> [Data lines]:
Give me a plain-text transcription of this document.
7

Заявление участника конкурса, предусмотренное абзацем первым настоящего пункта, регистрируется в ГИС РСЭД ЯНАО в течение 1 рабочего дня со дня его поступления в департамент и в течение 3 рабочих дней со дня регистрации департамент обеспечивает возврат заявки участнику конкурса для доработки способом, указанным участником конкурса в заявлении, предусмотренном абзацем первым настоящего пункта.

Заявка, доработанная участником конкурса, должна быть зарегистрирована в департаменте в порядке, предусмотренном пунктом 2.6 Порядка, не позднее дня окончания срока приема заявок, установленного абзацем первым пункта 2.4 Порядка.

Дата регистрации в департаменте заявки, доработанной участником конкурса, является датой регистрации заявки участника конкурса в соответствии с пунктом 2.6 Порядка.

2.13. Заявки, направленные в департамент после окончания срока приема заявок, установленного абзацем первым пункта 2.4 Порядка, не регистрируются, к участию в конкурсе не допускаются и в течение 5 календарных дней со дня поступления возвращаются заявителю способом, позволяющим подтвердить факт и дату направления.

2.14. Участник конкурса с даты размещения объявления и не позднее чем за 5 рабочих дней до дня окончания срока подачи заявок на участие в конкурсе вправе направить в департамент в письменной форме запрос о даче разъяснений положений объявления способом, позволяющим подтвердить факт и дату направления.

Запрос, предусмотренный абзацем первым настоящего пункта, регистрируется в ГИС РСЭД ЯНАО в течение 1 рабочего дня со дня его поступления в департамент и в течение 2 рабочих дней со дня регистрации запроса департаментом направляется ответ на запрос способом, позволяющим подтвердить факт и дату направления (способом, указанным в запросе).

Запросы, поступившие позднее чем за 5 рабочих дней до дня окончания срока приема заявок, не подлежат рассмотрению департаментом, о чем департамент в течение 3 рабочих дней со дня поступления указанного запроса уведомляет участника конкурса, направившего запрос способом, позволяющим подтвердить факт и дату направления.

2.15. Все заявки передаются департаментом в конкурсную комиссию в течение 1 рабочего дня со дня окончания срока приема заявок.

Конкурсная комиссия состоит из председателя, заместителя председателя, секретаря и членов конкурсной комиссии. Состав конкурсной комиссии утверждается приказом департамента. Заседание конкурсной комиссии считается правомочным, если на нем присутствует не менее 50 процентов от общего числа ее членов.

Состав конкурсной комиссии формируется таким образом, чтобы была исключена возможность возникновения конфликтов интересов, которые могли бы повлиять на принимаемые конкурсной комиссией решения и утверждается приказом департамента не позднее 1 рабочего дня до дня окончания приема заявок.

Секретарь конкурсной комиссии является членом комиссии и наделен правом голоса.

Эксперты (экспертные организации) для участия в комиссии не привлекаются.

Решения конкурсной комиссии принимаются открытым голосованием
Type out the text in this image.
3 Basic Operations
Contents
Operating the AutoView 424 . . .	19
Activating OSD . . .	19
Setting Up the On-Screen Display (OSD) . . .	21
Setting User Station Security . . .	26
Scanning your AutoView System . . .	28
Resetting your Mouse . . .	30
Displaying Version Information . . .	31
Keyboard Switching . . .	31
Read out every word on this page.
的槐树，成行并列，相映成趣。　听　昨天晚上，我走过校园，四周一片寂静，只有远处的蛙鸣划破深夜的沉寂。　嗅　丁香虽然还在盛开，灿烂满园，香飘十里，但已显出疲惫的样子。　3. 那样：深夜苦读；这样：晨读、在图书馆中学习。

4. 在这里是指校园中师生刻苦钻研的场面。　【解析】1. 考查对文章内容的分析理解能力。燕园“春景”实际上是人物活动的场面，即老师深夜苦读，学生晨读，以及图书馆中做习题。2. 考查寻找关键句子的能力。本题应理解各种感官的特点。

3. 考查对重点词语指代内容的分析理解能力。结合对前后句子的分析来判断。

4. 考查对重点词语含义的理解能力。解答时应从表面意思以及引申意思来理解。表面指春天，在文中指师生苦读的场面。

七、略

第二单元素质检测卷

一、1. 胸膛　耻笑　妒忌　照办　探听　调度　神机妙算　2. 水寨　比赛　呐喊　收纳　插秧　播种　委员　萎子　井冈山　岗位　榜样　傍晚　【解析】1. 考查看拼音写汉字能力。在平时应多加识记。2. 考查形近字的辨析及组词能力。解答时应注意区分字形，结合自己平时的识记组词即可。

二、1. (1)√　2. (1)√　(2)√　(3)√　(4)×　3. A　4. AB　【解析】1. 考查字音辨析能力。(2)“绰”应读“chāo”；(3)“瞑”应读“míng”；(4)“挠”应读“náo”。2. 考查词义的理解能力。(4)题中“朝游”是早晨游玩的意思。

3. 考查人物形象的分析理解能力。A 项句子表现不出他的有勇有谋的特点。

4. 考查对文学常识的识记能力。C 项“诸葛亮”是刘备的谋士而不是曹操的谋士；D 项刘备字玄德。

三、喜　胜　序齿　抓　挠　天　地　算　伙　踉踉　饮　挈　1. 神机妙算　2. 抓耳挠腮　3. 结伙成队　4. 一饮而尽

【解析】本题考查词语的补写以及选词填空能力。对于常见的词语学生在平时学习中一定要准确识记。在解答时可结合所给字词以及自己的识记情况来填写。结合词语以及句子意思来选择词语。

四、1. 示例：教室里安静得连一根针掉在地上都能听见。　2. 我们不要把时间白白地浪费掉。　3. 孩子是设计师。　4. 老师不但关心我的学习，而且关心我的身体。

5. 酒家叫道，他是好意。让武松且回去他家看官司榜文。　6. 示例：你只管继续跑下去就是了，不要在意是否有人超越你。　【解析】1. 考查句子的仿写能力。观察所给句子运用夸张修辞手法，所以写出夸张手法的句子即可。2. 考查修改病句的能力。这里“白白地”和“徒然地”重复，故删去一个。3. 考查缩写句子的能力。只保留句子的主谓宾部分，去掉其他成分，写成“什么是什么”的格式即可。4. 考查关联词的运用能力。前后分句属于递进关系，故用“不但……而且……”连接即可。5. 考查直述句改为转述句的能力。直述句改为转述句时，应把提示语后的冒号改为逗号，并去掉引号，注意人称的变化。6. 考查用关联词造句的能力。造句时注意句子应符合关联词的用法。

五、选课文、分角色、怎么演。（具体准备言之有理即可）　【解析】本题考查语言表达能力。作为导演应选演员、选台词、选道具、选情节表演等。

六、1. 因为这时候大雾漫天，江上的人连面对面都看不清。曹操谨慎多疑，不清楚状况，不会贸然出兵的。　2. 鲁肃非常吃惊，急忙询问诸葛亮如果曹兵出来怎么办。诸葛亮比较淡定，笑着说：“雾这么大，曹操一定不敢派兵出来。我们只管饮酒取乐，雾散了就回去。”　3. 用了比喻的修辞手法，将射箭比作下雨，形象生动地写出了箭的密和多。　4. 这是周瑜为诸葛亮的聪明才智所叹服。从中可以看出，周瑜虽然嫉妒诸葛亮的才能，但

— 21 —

> [Aim of the task]: Above are the records; retype every one exactly.

> [Final answer]:
Give me a plain-text transcription of this document.
7

Заявление участника конкурса, предусмотренное абзацем первым настоящего пункта, регистрируется в ГИС РСЭД ЯНАО в течение 1 рабочего дня со дня его поступления в департамент и в течение 3 рабочих дней со дня регистрации департамент обеспечивает возврат заявки участнику конкурса для доработки способом, указанным участником конкурса в заявлении, предусмотренном абзацем первым настоящего пункта.

Заявка, доработанная участником конкурса, должна быть зарегистрирована в департаменте в порядке, предусмотренном пунктом 2.6 Порядка, не позднее дня окончания срока приема заявок, установленного абзацем первым пункта 2.4 Порядка.

Дата регистрации в департаменте заявки, доработанной участником конкурса, является датой регистрации заявки участника конкурса в соответствии с пунктом 2.6 Порядка.

2.13. Заявки, направленные в департамент после окончания срока приема заявок, установленного абзацем первым пункта 2.4 Порядка, не регистрируются, к участию в конкурсе не допускаются и в течение 5 календарных дней со дня поступления возвращаются заявителю способом, позволяющим подтвердить факт и дату направления.

2.14. Участник конкурса с даты размещения объявления и не позднее чем за 5 рабочих дней до дня окончания срока подачи заявок на участие в конкурсе вправе направить в департамент в письменной форме запрос о даче разъяснений положений объявления способом, позволяющим подтвердить факт и дату направления.

Запрос, предусмотренный абзацем первым настоящего пункта, регистрируется в ГИС РСЭД ЯНАО в течение 1 рабочего дня со дня его поступления в департамент и в течение 2 рабочих дней со дня регистрации запроса департаментом направляется ответ на запрос способом, позволяющим подтвердить факт и дату направления (способом, указанным в запросе).

Запросы, поступившие позднее чем за 5 рабочих дней до дня окончания срока приема заявок, не подлежат рассмотрению департаментом, о чем департамент в течение 3 рабочих дней со дня поступления указанного запроса уведомляет участника конкурса, направившего запрос способом, позволяющим подтвердить факт и дату направления.

2.15. Все заявки передаются департаментом в конкурсную комиссию в течение 1 рабочего дня со дня окончания срока приема заявок.

Конкурсная комиссия состоит из председателя, заместителя председателя, секретаря и членов конкурсной комиссии. Состав конкурсной комиссии утверждается приказом департамента. Заседание конкурсной комиссии считается правомочным, если на нем присутствует не менее 50 процентов от общего числа ее членов.

Состав конкурсной комиссии формируется таким образом, чтобы была исключена возможность возникновения конфликтов интересов, которые могли бы повлиять на принимаемые конкурсной комиссией решения и утверждается приказом департамента не позднее 1 рабочего дня до дня окончания приема заявок.

Секретарь конкурсной комиссии является членом комиссии и наделен правом голоса.

Эксперты (экспертные организации) для участия в комиссии не привлекаются.

Решения конкурсной комиссии принимаются открытым голосованием
Type out the text in this image.
3 Basic Operations
Contents
Operating the AutoView 424 . . .	19
Activating OSD . . .	19
Setting Up the On-Screen Display (OSD) . . .	21
Setting User Station Security . . .	26
Scanning your AutoView System . . .	28
Resetting your Mouse . . .	30
Displaying Version Information . . .	31
Keyboard Switching . . .	31
Read out every word on this page.
的槐树，成行并列，相映成趣。　听　昨天晚上，我走过校园，四周一片寂静，只有远处的蛙鸣划破深夜的沉寂。　嗅　丁香虽然还在盛开，灿烂满园，香飘十里，但已显出疲惫的样子。　3. 那样：深夜苦读；这样：晨读、在图书馆中学习。

4. 在这里是指校园中师生刻苦钻研的场面。　【解析】1. 考查对文章内容的分析理解能力。燕园“春景”实际上是人物活动的场面，即老师深夜苦读，学生晨读，以及图书馆中做习题。2. 考查寻找关键句子的能力。本题应理解各种感官的特点。

3. 考查对重点词语指代内容的分析理解能力。结合对前后句子的分析来判断。

4. 考查对重点词语含义的理解能力。解答时应从表面意思以及引申意思来理解。表面指春天，在文中指师生苦读的场面。

七、略

第二单元素质检测卷

一、1. 胸膛　耻笑　妒忌　照办　探听　调度　神机妙算　2. 水寨　比赛　呐喊　收纳　插秧　播种　委员　萎子　井冈山　岗位　榜样　傍晚　【解析】1. 考查看拼音写汉字能力。在平时应多加识记。2. 考查形近字的辨析及组词能力。解答时应注意区分字形，结合自己平时的识记组词即可。

二、1. (1)√　2. (1)√　(2)√　(3)√　(4)×　3. A　4. AB　【解析】1. 考查字音辨析能力。(2)“绰”应读“chāo”；(3)“瞑”应读“míng”；(4)“挠”应读“náo”。2. 考查词义的理解能力。(4)题中“朝游”是早晨游玩的意思。

3. 考查人物形象的分析理解能力。A 项句子表现不出他的有勇有谋的特点。

4. 考查对文学常识的识记能力。C 项“诸葛亮”是刘备的谋士而不是曹操的谋士；D 项刘备字玄德。

三、喜　胜　序齿　抓　挠　天　地　算　伙　踉踉　饮　挈　1. 神机妙算　2. 抓耳挠腮　3. 结伙成队　4. 一饮而尽

【解析】本题考查词语的补写以及选词填空能力。对于常见的词语学生在平时学习中一定要准确识记。在解答时可结合所给字词以及自己的识记情况来填写。结合词语以及句子意思来选择词语。

四、1. 示例：教室里安静得连一根针掉在地上都能听见。　2. 我们不要把时间白白地浪费掉。　3. 孩子是设计师。　4. 老师不但关心我的学习，而且关心我的身体。

5. 酒家叫道，他是好意。让武松且回去他家看官司榜文。　6. 示例：你只管继续跑下去就是了，不要在意是否有人超越你。　【解析】1. 考查句子的仿写能力。观察所给句子运用夸张修辞手法，所以写出夸张手法的句子即可。2. 考查修改病句的能力。这里“白白地”和“徒然地”重复，故删去一个。3. 考查缩写句子的能力。只保留句子的主谓宾部分，去掉其他成分，写成“什么是什么”的格式即可。4. 考查关联词的运用能力。前后分句属于递进关系，故用“不但……而且……”连接即可。5. 考查直述句改为转述句的能力。直述句改为转述句时，应把提示语后的冒号改为逗号，并去掉引号，注意人称的变化。6. 考查用关联词造句的能力。造句时注意句子应符合关联词的用法。

五、选课文、分角色、怎么演。（具体准备言之有理即可）　【解析】本题考查语言表达能力。作为导演应选演员、选台词、选道具、选情节表演等。

六、1. 因为这时候大雾漫天，江上的人连面对面都看不清。曹操谨慎多疑，不清楚状况，不会贸然出兵的。　2. 鲁肃非常吃惊，急忙询问诸葛亮如果曹兵出来怎么办。诸葛亮比较淡定，笑着说：“雾这么大，曹操一定不敢派兵出来。我们只管饮酒取乐，雾散了就回去。”　3. 用了比喻的修辞手法，将射箭比作下雨，形象生动地写出了箭的密和多。　4. 这是周瑜为诸葛亮的聪明才智所叹服。从中可以看出，周瑜虽然嫉妒诸葛亮的才能，但

— 21 —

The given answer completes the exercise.